START INPUT

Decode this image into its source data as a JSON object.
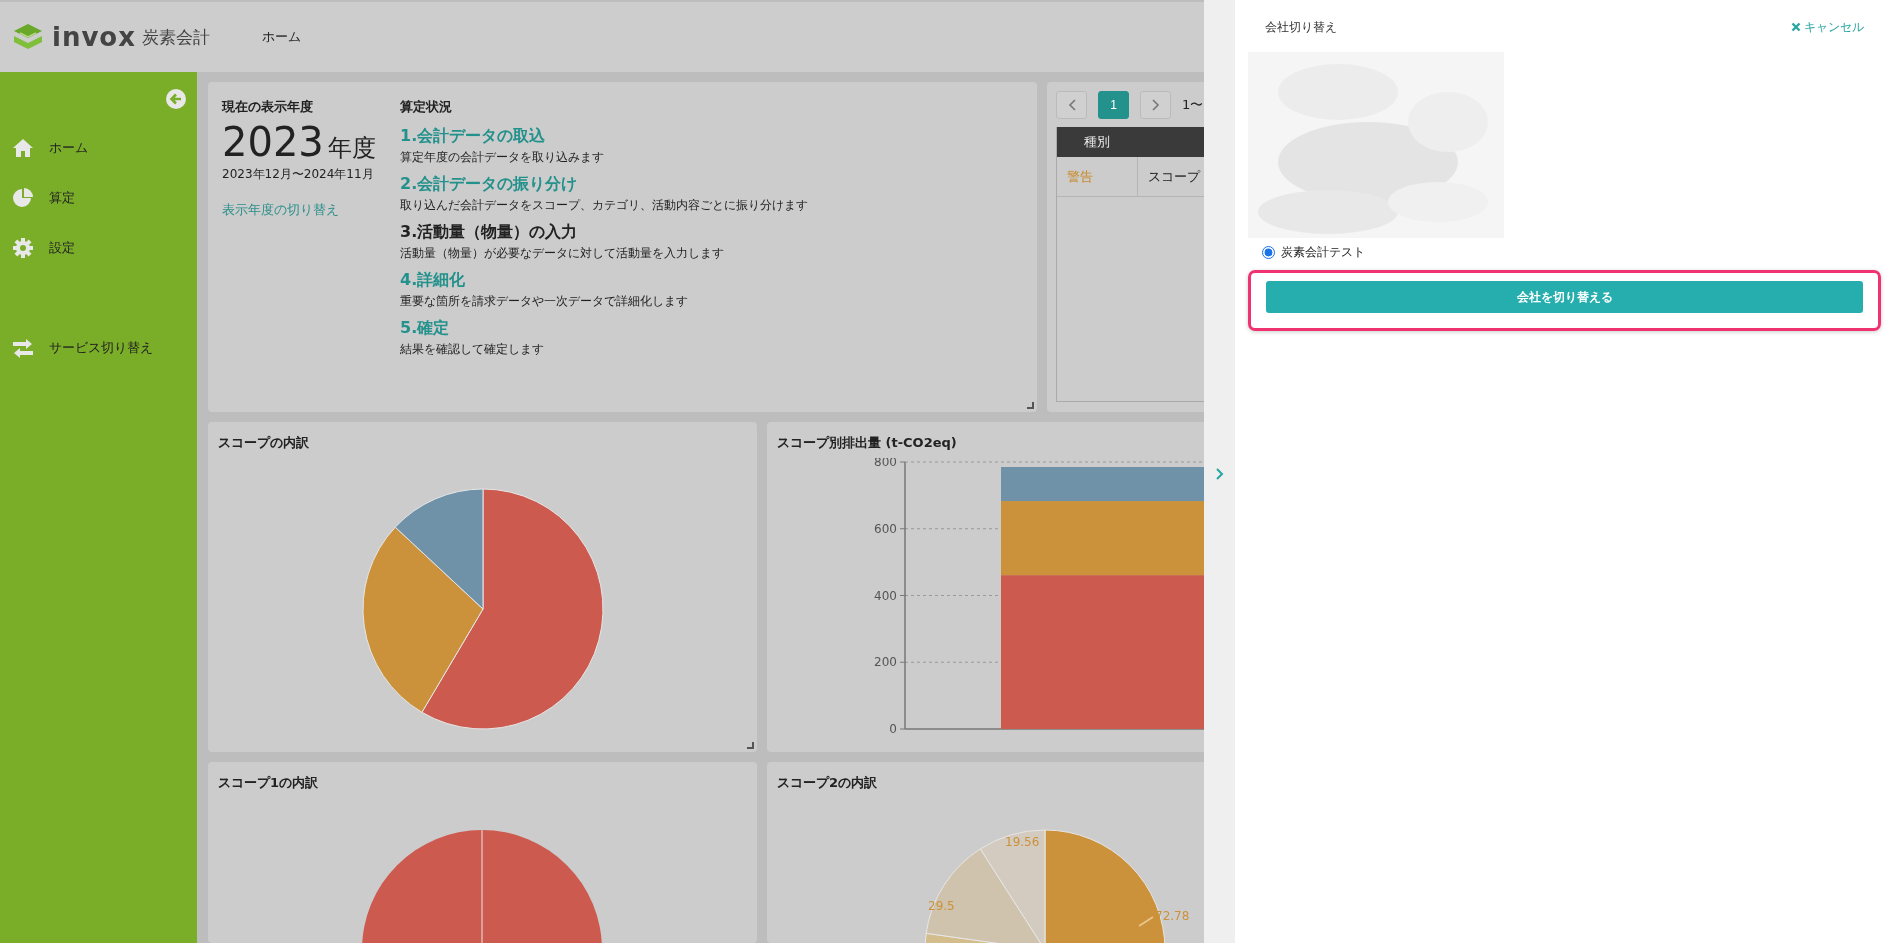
{
  "header": {
    "logo_text": "invox",
    "logo_subtext": "炭素会計",
    "nav": [
      {
        "label": "ホーム"
      }
    ]
  },
  "sidebar": {
    "items": [
      {
        "label": "ホーム",
        "kind": "home"
      },
      {
        "label": "算定",
        "kind": "pie"
      },
      {
        "label": "設定",
        "kind": "gear"
      }
    ],
    "footer_items": [
      {
        "label": "サービス切り替え",
        "kind": "switch"
      }
    ]
  },
  "year_panel": {
    "heading": "現在の表示年度",
    "year": "2023",
    "year_suffix": "年度",
    "period": "2023年12月〜2024年11月",
    "switch_link": "表示年度の切り替え"
  },
  "status_panel": {
    "heading": "算定状況",
    "steps": [
      {
        "title": "1.会計データの取込",
        "description": "算定年度の会計データを取り込みます",
        "link": true
      },
      {
        "title": "2.会計データの振り分け",
        "description": "取り込んだ会計データをスコープ、カテゴリ、活動内容ごとに振り分けます",
        "link": true
      },
      {
        "title": "3.活動量（物量）の入力",
        "description": "活動量（物量）が必要なデータに対して活動量を入力します",
        "link": false
      },
      {
        "title": "4.詳細化",
        "description": "重要な箇所を請求データや一次データで詳細化します",
        "link": true
      },
      {
        "title": "5.確定",
        "description": "結果を確認して確定します",
        "link": true
      }
    ]
  },
  "alerts_panel": {
    "pages": [
      {
        "label": "1",
        "selected": true
      }
    ],
    "range": "1〜",
    "columns": [
      "種別"
    ],
    "rows": [
      {
        "cells": [
          "警告",
          "スコープ"
        ]
      }
    ]
  },
  "charts": [
    {
      "title": "スコープの内訳",
      "kind": "pie"
    },
    {
      "title": "スコープ別排出量 (t-CO2eq)",
      "kind": "bar",
      "chart_data": {
        "type": "bar",
        "stacked": true,
        "grid": true,
        "ylim": [
          0,
          800
        ],
        "yticks": [
          0,
          200,
          400,
          600,
          800
        ],
        "series": [
          {
            "color": "#cd5a4e",
            "values": [
              461
            ]
          },
          {
            "color": "#cb923b",
            "values": [
              222
            ]
          },
          {
            "color": "#6f92a8",
            "values": [
              102
            ]
          }
        ]
      }
    },
    {
      "title": "スコープ1の内訳",
      "kind": "pie_full"
    },
    {
      "title": "スコープ2の内訳",
      "kind": "pie_labels",
      "slice_labels": [
        "19.56",
        "29.5",
        "72.78"
      ]
    }
  ],
  "drawer": {
    "title": "会社切り替え",
    "cancel": "キャンセル",
    "companies": [
      {
        "label": "炭素会計テスト",
        "selected": true
      }
    ],
    "submit": "会社を切り替える",
    "highlighted": true
  }
}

END INPUT

__EXERCISE BRIEF__
Exclude every picture and copy the remaining data exactly.

__THE REPLY__
Decode this image into its source data as a JSON object.
{
  "header": {
    "logo_text": "invox",
    "logo_subtext": "炭素会計",
    "nav": [
      {
        "label": "ホーム"
      }
    ]
  },
  "sidebar": {
    "items": [
      {
        "label": "ホーム",
        "kind": "home"
      },
      {
        "label": "算定",
        "kind": "pie"
      },
      {
        "label": "設定",
        "kind": "gear"
      }
    ],
    "footer_items": [
      {
        "label": "サービス切り替え",
        "kind": "switch"
      }
    ]
  },
  "year_panel": {
    "heading": "現在の表示年度",
    "year": "2023",
    "year_suffix": "年度",
    "period": "2023年12月〜2024年11月",
    "switch_link": "表示年度の切り替え"
  },
  "status_panel": {
    "heading": "算定状況",
    "steps": [
      {
        "title": "1.会計データの取込",
        "description": "算定年度の会計データを取り込みます",
        "link": true
      },
      {
        "title": "2.会計データの振り分け",
        "description": "取り込んだ会計データをスコープ、カテゴリ、活動内容ごとに振り分けます",
        "link": true
      },
      {
        "title": "3.活動量（物量）の入力",
        "description": "活動量（物量）が必要なデータに対して活動量を入力します",
        "link": false
      },
      {
        "title": "4.詳細化",
        "description": "重要な箇所を請求データや一次データで詳細化します",
        "link": true
      },
      {
        "title": "5.確定",
        "description": "結果を確認して確定します",
        "link": true
      }
    ]
  },
  "alerts_panel": {
    "pages": [
      {
        "label": "1",
        "selected": true
      }
    ],
    "range": "1〜",
    "columns": [
      "種別"
    ],
    "rows": [
      {
        "cells": [
          "警告",
          "スコープ"
        ]
      }
    ]
  },
  "charts": [
    {
      "title": "スコープの内訳",
      "kind": "pie"
    },
    {
      "title": "スコープ別排出量 (t-CO2eq)",
      "kind": "bar",
      "chart_data": {
        "type": "bar",
        "stacked": true,
        "grid": true,
        "ylim": [
          0,
          800
        ],
        "yticks": [
          0,
          200,
          400,
          600,
          800
        ],
        "series": [
          {
            "color": "#cd5a4e",
            "values": [
              461
            ]
          },
          {
            "color": "#cb923b",
            "values": [
              222
            ]
          },
          {
            "color": "#6f92a8",
            "values": [
              102
            ]
          }
        ]
      }
    },
    {
      "title": "スコープ1の内訳",
      "kind": "pie_full"
    },
    {
      "title": "スコープ2の内訳",
      "kind": "pie_labels",
      "slice_labels": [
        "19.56",
        "29.5",
        "72.78"
      ]
    }
  ],
  "drawer": {
    "title": "会社切り替え",
    "cancel": "キャンセル",
    "companies": [
      {
        "label": "炭素会計テスト",
        "selected": true
      }
    ],
    "submit": "会社を切り替える",
    "highlighted": true
  }
}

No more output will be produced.